Print the entries verbatim, leaving out the images they contain.

** start of Data supplied **

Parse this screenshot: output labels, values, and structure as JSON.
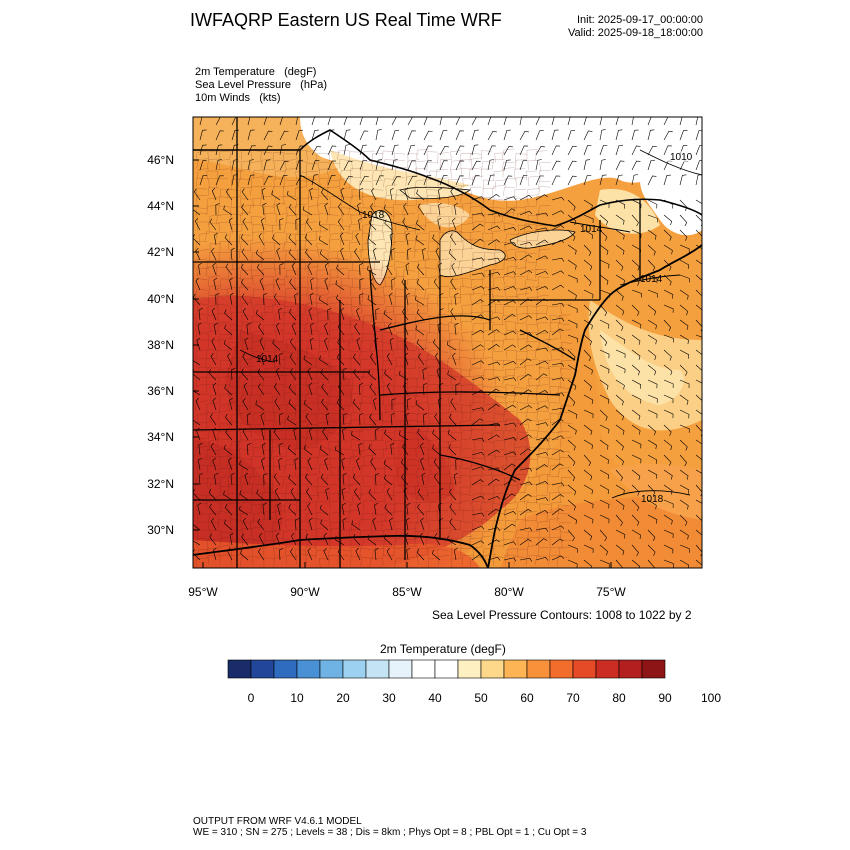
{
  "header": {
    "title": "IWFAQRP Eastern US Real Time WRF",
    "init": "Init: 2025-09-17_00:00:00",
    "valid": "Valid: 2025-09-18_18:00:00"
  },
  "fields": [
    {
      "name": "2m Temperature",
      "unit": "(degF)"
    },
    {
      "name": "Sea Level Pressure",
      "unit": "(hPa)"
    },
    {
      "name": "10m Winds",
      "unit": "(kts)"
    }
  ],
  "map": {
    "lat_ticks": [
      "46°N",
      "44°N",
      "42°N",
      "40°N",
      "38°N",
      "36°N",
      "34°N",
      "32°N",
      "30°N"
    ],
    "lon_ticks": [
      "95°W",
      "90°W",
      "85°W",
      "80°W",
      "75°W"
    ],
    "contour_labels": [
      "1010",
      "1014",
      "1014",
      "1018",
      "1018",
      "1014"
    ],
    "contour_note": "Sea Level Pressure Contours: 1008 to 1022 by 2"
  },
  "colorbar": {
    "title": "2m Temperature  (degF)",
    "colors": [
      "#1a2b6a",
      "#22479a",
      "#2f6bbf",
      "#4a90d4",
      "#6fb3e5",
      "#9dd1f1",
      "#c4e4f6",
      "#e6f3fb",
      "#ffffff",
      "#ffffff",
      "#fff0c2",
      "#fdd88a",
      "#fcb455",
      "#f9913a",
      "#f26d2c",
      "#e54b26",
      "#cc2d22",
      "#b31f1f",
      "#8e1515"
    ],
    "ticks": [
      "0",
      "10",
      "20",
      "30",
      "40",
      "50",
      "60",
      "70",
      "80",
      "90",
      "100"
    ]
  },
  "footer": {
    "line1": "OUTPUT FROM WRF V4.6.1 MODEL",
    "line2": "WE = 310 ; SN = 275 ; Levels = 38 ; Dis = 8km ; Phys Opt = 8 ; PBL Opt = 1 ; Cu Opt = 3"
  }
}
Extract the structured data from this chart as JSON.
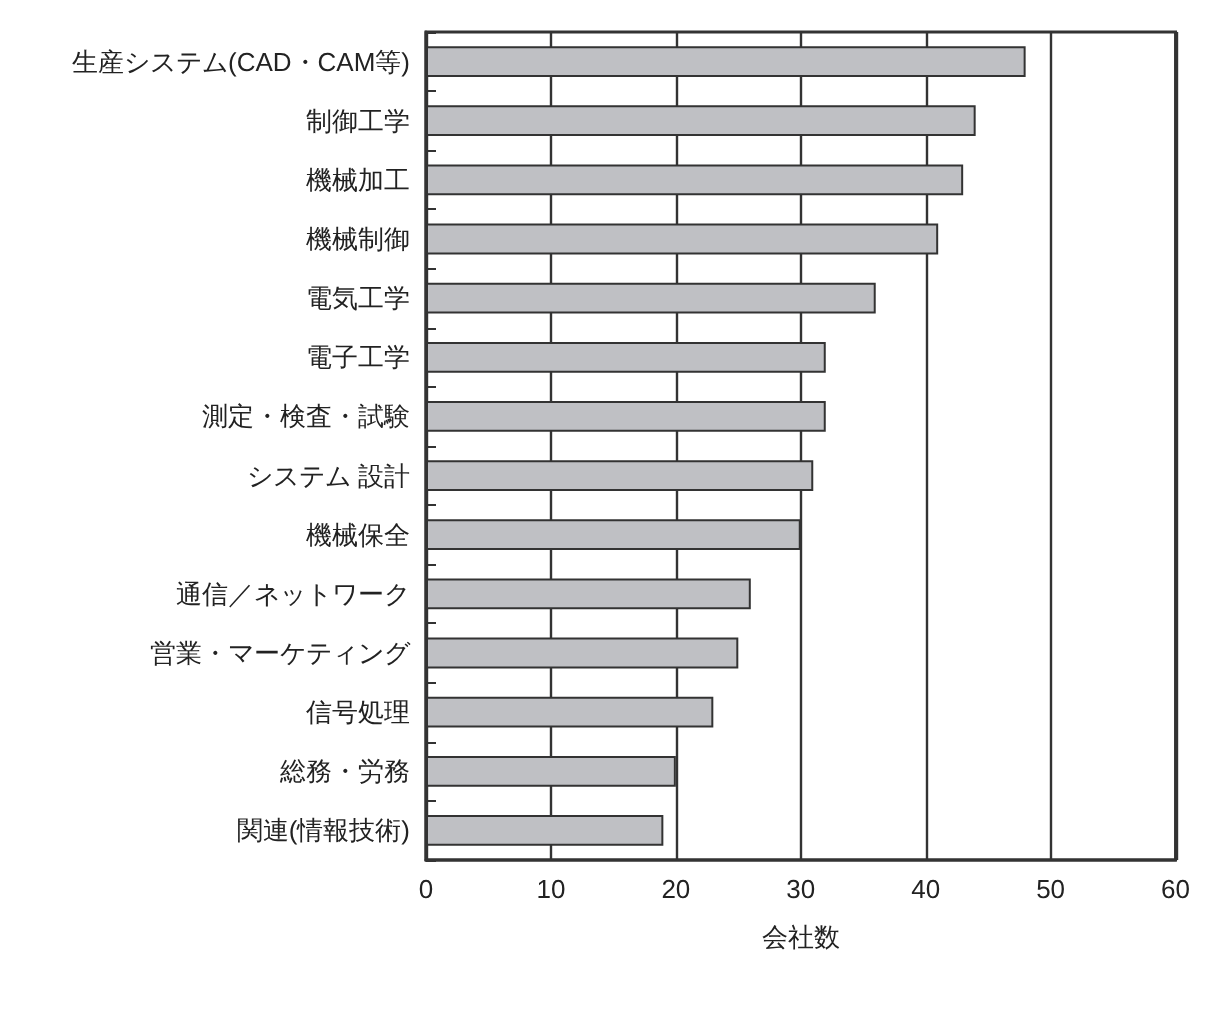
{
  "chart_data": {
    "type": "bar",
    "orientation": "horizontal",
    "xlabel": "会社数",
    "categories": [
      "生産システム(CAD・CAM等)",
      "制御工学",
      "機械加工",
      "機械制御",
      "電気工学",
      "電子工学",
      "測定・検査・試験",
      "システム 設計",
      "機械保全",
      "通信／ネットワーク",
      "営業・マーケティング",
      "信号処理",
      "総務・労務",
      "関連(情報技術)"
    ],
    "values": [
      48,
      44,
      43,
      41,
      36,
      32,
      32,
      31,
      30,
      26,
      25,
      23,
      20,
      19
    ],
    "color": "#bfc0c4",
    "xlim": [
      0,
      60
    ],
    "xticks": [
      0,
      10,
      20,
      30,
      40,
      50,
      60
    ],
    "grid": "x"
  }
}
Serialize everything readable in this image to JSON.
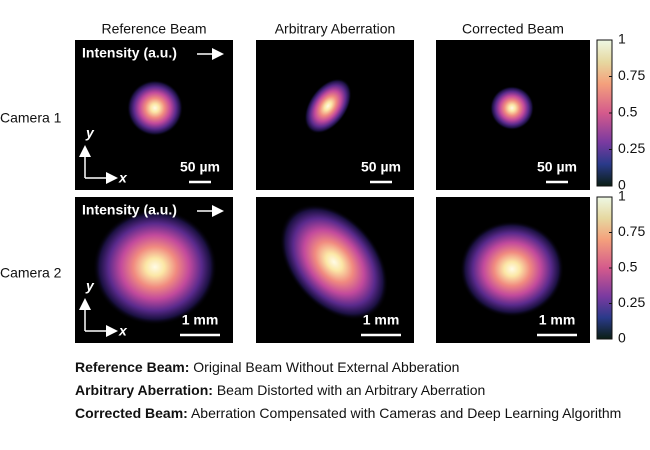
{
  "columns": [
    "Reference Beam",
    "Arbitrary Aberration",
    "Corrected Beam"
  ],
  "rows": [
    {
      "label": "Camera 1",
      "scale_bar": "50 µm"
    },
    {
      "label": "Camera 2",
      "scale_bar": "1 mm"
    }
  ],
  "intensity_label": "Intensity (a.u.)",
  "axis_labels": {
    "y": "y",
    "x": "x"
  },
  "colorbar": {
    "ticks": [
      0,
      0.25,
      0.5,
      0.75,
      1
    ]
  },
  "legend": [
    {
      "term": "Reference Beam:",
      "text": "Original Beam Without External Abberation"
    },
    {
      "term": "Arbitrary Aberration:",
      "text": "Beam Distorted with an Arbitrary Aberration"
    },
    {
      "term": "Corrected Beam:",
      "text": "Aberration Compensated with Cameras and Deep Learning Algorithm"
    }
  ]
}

** end of Data supplied **

▶ [Result for this task]
Parse this screenshot: output labels, values, and structure as JSON.
{
  "header": {
    "title": "IWFAQRP Eastern US Real Time WRF",
    "init": "Init: 2025-09-17_00:00:00",
    "valid": "Valid: 2025-09-18_18:00:00"
  },
  "fields": [
    {
      "name": "2m Temperature",
      "unit": "(degF)"
    },
    {
      "name": "Sea Level Pressure",
      "unit": "(hPa)"
    },
    {
      "name": "10m Winds",
      "unit": "(kts)"
    }
  ],
  "map": {
    "lat_ticks": [
      "46°N",
      "44°N",
      "42°N",
      "40°N",
      "38°N",
      "36°N",
      "34°N",
      "32°N",
      "30°N"
    ],
    "lon_ticks": [
      "95°W",
      "90°W",
      "85°W",
      "80°W",
      "75°W"
    ],
    "contour_labels": [
      "1010",
      "1014",
      "1014",
      "1018",
      "1018",
      "1014"
    ],
    "contour_note": "Sea Level Pressure Contours: 1008 to 1022 by 2"
  },
  "colorbar": {
    "title": "2m Temperature  (degF)",
    "colors": [
      "#1a2b6a",
      "#22479a",
      "#2f6bbf",
      "#4a90d4",
      "#6fb3e5",
      "#9dd1f1",
      "#c4e4f6",
      "#e6f3fb",
      "#ffffff",
      "#ffffff",
      "#fff0c2",
      "#fdd88a",
      "#fcb455",
      "#f9913a",
      "#f26d2c",
      "#e54b26",
      "#cc2d22",
      "#b31f1f",
      "#8e1515"
    ],
    "ticks": [
      "0",
      "10",
      "20",
      "30",
      "40",
      "50",
      "60",
      "70",
      "80",
      "90",
      "100"
    ]
  },
  "footer": {
    "line1": "OUTPUT FROM WRF V4.6.1 MODEL",
    "line2": "WE = 310 ; SN = 275 ; Levels = 38 ; Dis = 8km ; Phys Opt = 8 ; PBL Opt = 1 ; Cu Opt = 3"
  }
}
Extract the structured data from this chart as JSON.
{
  "chart_data": {
    "type": "bar",
    "orientation": "horizontal",
    "xlabel": "会社数",
    "categories": [
      "生産システム(CAD・CAM等)",
      "制御工学",
      "機械加工",
      "機械制御",
      "電気工学",
      "電子工学",
      "測定・検査・試験",
      "システム 設計",
      "機械保全",
      "通信／ネットワーク",
      "営業・マーケティング",
      "信号処理",
      "総務・労務",
      "関連(情報技術)"
    ],
    "values": [
      48,
      44,
      43,
      41,
      36,
      32,
      32,
      31,
      30,
      26,
      25,
      23,
      20,
      19
    ],
    "color": "#bfc0c4",
    "xlim": [
      0,
      60
    ],
    "xticks": [
      0,
      10,
      20,
      30,
      40,
      50,
      60
    ],
    "grid": "x"
  }
}
Serialize everything readable in this image to JSON.
{
  "columns": [
    "Reference Beam",
    "Arbitrary Aberration",
    "Corrected Beam"
  ],
  "rows": [
    {
      "label": "Camera 1",
      "scale_bar": "50 µm"
    },
    {
      "label": "Camera 2",
      "scale_bar": "1 mm"
    }
  ],
  "intensity_label": "Intensity (a.u.)",
  "axis_labels": {
    "y": "y",
    "x": "x"
  },
  "colorbar": {
    "ticks": [
      0,
      0.25,
      0.5,
      0.75,
      1
    ]
  },
  "legend": [
    {
      "term": "Reference Beam:",
      "text": "Original Beam Without External Abberation"
    },
    {
      "term": "Arbitrary Aberration:",
      "text": "Beam Distorted with an Arbitrary Aberration"
    },
    {
      "term": "Corrected Beam:",
      "text": "Aberration Compensated with Cameras and Deep Learning Algorithm"
    }
  ]
}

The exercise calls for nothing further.